■ **DATA FOR THIS EXERCISE**:
####################

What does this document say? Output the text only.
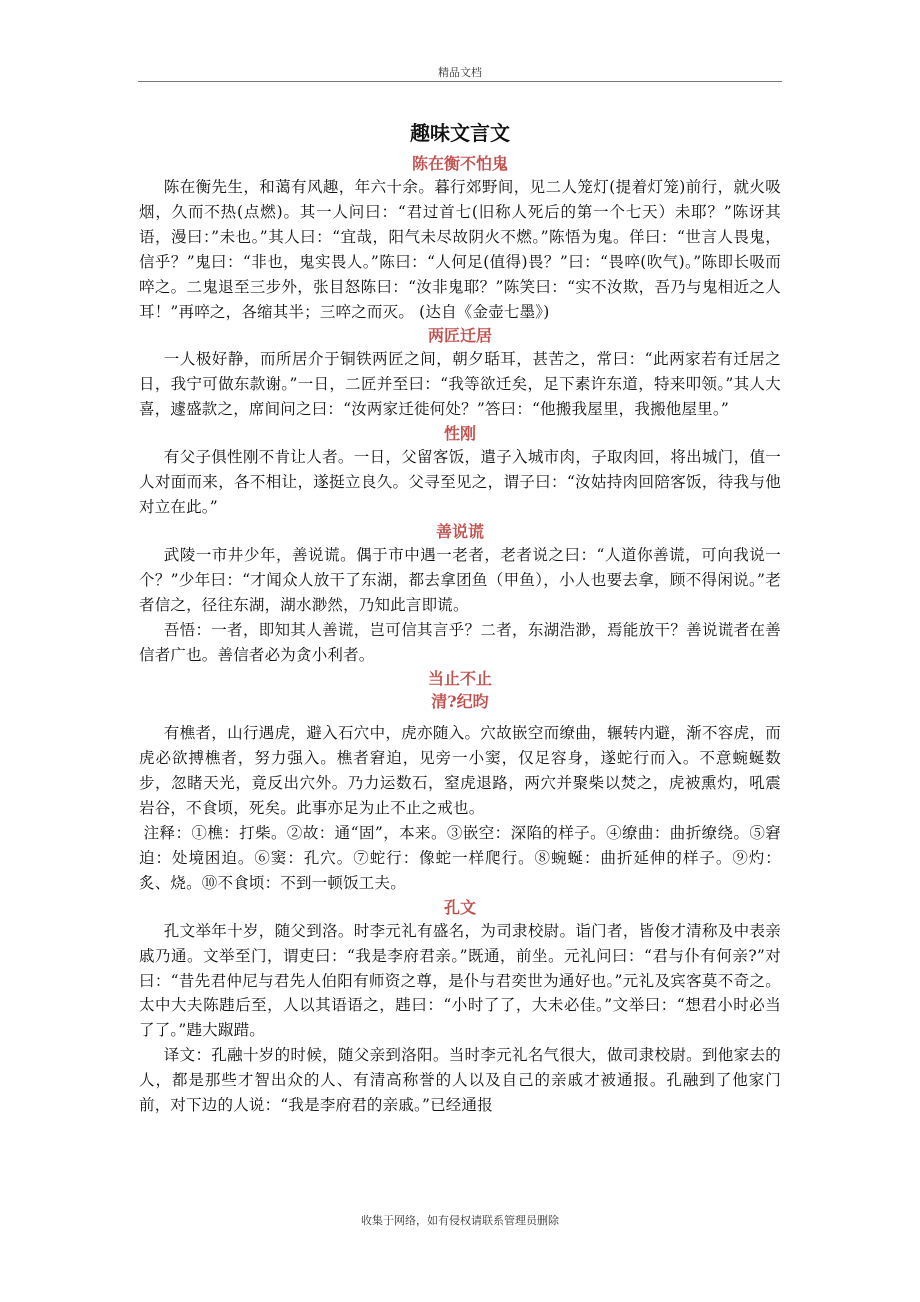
精品文档
趣味文言文
陈在衡不怕鬼

陈在衡先生，和蔼有风趣，年六十余。暮行郊野间，见二人笼灯(提着灯笼)前行，就火吸烟，久而不热(点燃)。其一人问曰：“君过首七(旧称人死后的第一个七天）未耶？”陈讶其语，漫曰：”未也。”其人曰：“宜哉，阳气未尽故阴火不燃。”陈悟为鬼。佯曰：“世言人畏鬼，信乎？”鬼曰：“非也，鬼实畏人。”陈曰：“人何足(值得)畏？”曰：“畏啐(吹气)。”陈即长吸而啐之。二鬼退至三步外，张目怒陈曰：“汝非鬼耶？”陈笑曰：“实不汝欺，吾乃与鬼相近之人耳！”再啐之，各缩其半；三啐之而灭。 (达自《金壶七墨》)

两匠迁居

一人极好静，而所居介于铜铁两匠之间，朝夕聒耳，甚苦之，常曰：“此两家若有迁居之日，我宁可做东款谢。”一日，二匠并至曰：“我等欲迁矣，足下素许东道，特来叩领。”其人大喜，遽盛款之，席间问之曰：“汝两家迁徙何处？”答曰：“他搬我屋里，我搬他屋里。”

性刚

有父子俱性刚不肯让人者。一日，父留客饭，遣子入城市肉，子取肉回，将出城门，值一人对面而来，各不相让，遂挺立良久。父寻至见之，谓子曰：“汝姑持肉回陪客饭，待我与他对立在此。”

善说谎

武陵一市井少年，善说谎。偶于市中遇一老者，老者说之曰：“人道你善谎，可向我说一个？”少年曰：“才闻众人放干了东湖，都去拿团鱼（甲鱼），小人也要去拿，顾不得闲说。”老者信之，径往东湖，湖水渺然，乃知此言即谎。

吾悟：一者，即知其人善谎，岂可信其言乎？二者，东湖浩渺，焉能放干？善说谎者在善信者广也。善信者必为贪小利者。

当止不止
清?纪昀

有樵者，山行遇虎，避入石穴中，虎亦随入。穴故嵌空而缭曲，辗转内避，渐不容虎，而虎必欲搏樵者，努力强入。樵者窘迫，见旁一小窦，仅足容身，遂蛇行而入。不意蜿蜒数步，忽睹天光，竟反出穴外。乃力运数石，窒虎退路，两穴并聚柴以焚之，虎被熏灼，吼震岩谷，不食顷，死矣。此事亦足为止不止之戒也。

注释：①樵：打柴。②故：通“固”，本来。③嵌空：深陷的样子。④缭曲：曲折缭绕。⑤窘迫：处境困迫。⑥窦：孔穴。⑦蛇行：像蛇一样爬行。⑧蜿蜒：曲折延伸的样子。⑨灼：炙、烧。⑩不食顷：不到一顿饭工夫。

孔文

孔文举年十岁，随父到洛。时李元礼有盛名，为司隶校尉。诣门者，皆俊才清称及中表亲戚乃通。文举至门，谓吏曰：“我是李府君亲。”既通，前坐。元礼问曰：“君与仆有何亲?”对曰：“昔先君仲尼与君先人伯阳有师资之尊，是仆与君奕世为通好也。”元礼及宾客莫不奇之。太中大夫陈韪后至，人以其语语之，韪曰：“小时了了，大未必佳。”文举曰：“想君小时必当了了。”韪大踧踖。

译文：孔融十岁的时候，随父亲到洛阳。当时李元礼名气很大，做司隶校尉。到他家去的人，都是那些才智出众的人、有清高称誉的人以及自己的亲戚才被通报。孔融到了他家门前，对下边的人说：“我是李府君的亲戚。”已经通报

收集于网络，如有侵权请联系管理员删除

####################

■ **WHAT YOU WILL DO**: The records above need to be restated word for word, with the pictures left out.

■ **EXERCISE RESPONSE**:
What does this document say? Output the text only.
精品文档
趣味文言文
陈在衡不怕鬼

陈在衡先生，和蔼有风趣，年六十余。暮行郊野间，见二人笼灯(提着灯笼)前行，就火吸烟，久而不热(点燃)。其一人问曰：“君过首七(旧称人死后的第一个七天）未耶？”陈讶其语，漫曰：”未也。”其人曰：“宜哉，阳气未尽故阴火不燃。”陈悟为鬼。佯曰：“世言人畏鬼，信乎？”鬼曰：“非也，鬼实畏人。”陈曰：“人何足(值得)畏？”曰：“畏啐(吹气)。”陈即长吸而啐之。二鬼退至三步外，张目怒陈曰：“汝非鬼耶？”陈笑曰：“实不汝欺，吾乃与鬼相近之人耳！”再啐之，各缩其半；三啐之而灭。 (达自《金壶七墨》)

两匠迁居

一人极好静，而所居介于铜铁两匠之间，朝夕聒耳，甚苦之，常曰：“此两家若有迁居之日，我宁可做东款谢。”一日，二匠并至曰：“我等欲迁矣，足下素许东道，特来叩领。”其人大喜，遽盛款之，席间问之曰：“汝两家迁徙何处？”答曰：“他搬我屋里，我搬他屋里。”

性刚

有父子俱性刚不肯让人者。一日，父留客饭，遣子入城市肉，子取肉回，将出城门，值一人对面而来，各不相让，遂挺立良久。父寻至见之，谓子曰：“汝姑持肉回陪客饭，待我与他对立在此。”

善说谎

武陵一市井少年，善说谎。偶于市中遇一老者，老者说之曰：“人道你善谎，可向我说一个？”少年曰：“才闻众人放干了东湖，都去拿团鱼（甲鱼），小人也要去拿，顾不得闲说。”老者信之，径往东湖，湖水渺然，乃知此言即谎。

吾悟：一者，即知其人善谎，岂可信其言乎？二者，东湖浩渺，焉能放干？善说谎者在善信者广也。善信者必为贪小利者。

当止不止
清?纪昀

有樵者，山行遇虎，避入石穴中，虎亦随入。穴故嵌空而缭曲，辗转内避，渐不容虎，而虎必欲搏樵者，努力强入。樵者窘迫，见旁一小窦，仅足容身，遂蛇行而入。不意蜿蜒数步，忽睹天光，竟反出穴外。乃力运数石，窒虎退路，两穴并聚柴以焚之，虎被熏灼，吼震岩谷，不食顷，死矣。此事亦足为止不止之戒也。

注释：①樵：打柴。②故：通“固”，本来。③嵌空：深陷的样子。④缭曲：曲折缭绕。⑤窘迫：处境困迫。⑥窦：孔穴。⑦蛇行：像蛇一样爬行。⑧蜿蜒：曲折延伸的样子。⑨灼：炙、烧。⑩不食顷：不到一顿饭工夫。

孔文

孔文举年十岁，随父到洛。时李元礼有盛名，为司隶校尉。诣门者，皆俊才清称及中表亲戚乃通。文举至门，谓吏曰：“我是李府君亲。”既通，前坐。元礼问曰：“君与仆有何亲?”对曰：“昔先君仲尼与君先人伯阳有师资之尊，是仆与君奕世为通好也。”元礼及宾客莫不奇之。太中大夫陈韪后至，人以其语语之，韪曰：“小时了了，大未必佳。”文举曰：“想君小时必当了了。”韪大踧踖。

译文：孔融十岁的时候，随父亲到洛阳。当时李元礼名气很大，做司隶校尉。到他家去的人，都是那些才智出众的人、有清高称誉的人以及自己的亲戚才被通报。孔融到了他家门前，对下边的人说：“我是李府君的亲戚。”已经通报

收集于网络，如有侵权请联系管理员删除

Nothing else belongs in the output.